_DIRECTIVE_: Every line below that holds the string "Kangaonde" should be copied out.

Saved entries
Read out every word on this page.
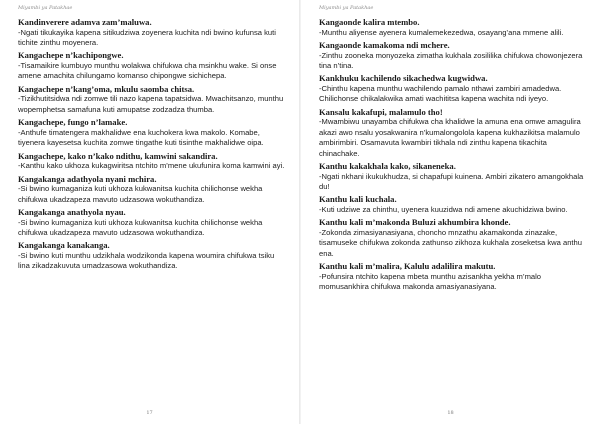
Miyambi ya Patakhae

Kandinverere adamva zam’maluwa.

-Ngati tikukayika kapena sitikudziwa zoyenera kuchita ndi bwino kufunsa kuti tichite zinthu moyenera.

Kangachepe n’kachipongwe.

-Tisamaikire kumbuyo munthu wolakwa chifukwa cha msinkhu wake. Si onse amene amachita chilungamo komanso chipongwe sichichepa.

Kangachepe n’kang’oma, mkulu saomba chitsa.

-Tizikhutitsidwa ndi zomwe tili nazo kapena tapatsidwa. Mwachitsanzo, munthu wopemphetsa samafuna kuti amupatse zodzadza thumba.

Kangachepe, fungo n’lamake.

-Anthufe timatengera makhalidwe ena kuchokera kwa makolo. Komabe, tiyenera kayesetsa kuchita zomwe tingathe kuti tisinthe makhalidwe oipa.

Kangachepe, kako n’kako ndithu, kamwini sakandira.

-Kanthu kako ukhoza kukagwiritsa ntchito m’mene ukufunira koma kamwini ayi.

Kangakanga adathyola nyani mchira.

-Si bwino kumaganiza kuti ukhoza kukwanitsa kuchita chilichonse wekha chifukwa ukadzapeza mavuto udzasowa wokuthandiza.

Kangakanga anathyola nyau.

-Si bwino kumaganiza kuti ukhoza kukwanitsa kuchita chilichonse wekha chifukwa ukadzapeza mavuto udzasowa wokuthandiza.

Kangakanga kanakanga.

-Si bwino kuti munthu udzikhala wodzikonda kapena woumira chifukwa tsiku lina zikadzakuvuta umadzasowa wokuthandiza.

17
Miyambi ya Patakhae

Kangaonde kalira mtembo.

-Munthu aliyense ayenera kumalemekezedwa, osayang’ana mmene alili.

Kangaonde kamakoma ndi mchere.

-Zinthu zooneka monyozeka zimatha kukhala zosililika chifukwa chowonjezera tina n’tina.

Kankhuku kachilendo sikachedwa kugwidwa.

-Chinthu kapena munthu wachilendo pamalo nthawi zambiri amadedwa. Chilichonse chikalakwika amati wachititsa kapena wachita ndi iyeyo.

Kansalu kakafupi, malamulo tho!

-Mwambiwu unayamba chifukwa cha khalidwe la amuna ena omwe amagulira akazi awo nsalu yosakwanira n’kumalongolola kapena kukhazikitsa malamulo ambirimbiri. Osamavuta kwambiri tikhala ndi zinthu kapena tikachita chinachake.

Kanthu kakakhala kako, sikaneneka.

-Ngati nkhani ikukukhudza, si chapafupi kuinena. Ambiri zikatero amangokhala du!

Kanthu kali kuchala.

-Kuti udziwe za chinthu, uyenera kuuzidwa ndi amene akuchidziwa bwino.

Kanthu kali m’makonda Buluzi akhumbira khonde.

-Zokonda zimasiyanasiyana, choncho mnzathu akamakonda zinazake, tisamuseke chifukwa zokonda zathunso zikhoza kukhala zoseketsa kwa anthu ena.

Kanthu kali m’malira, Kalulu adalilira makutu.

-Pofunsira ntchito kapena mbeta munthu azisankha yekha m’malo momusankhira chifukwa makonda amasiyanasiyana.

18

_PROBLEM SOLUTION_:
Kangaonde kalira mtembo.
Kangaonde kamakoma ndi mchere.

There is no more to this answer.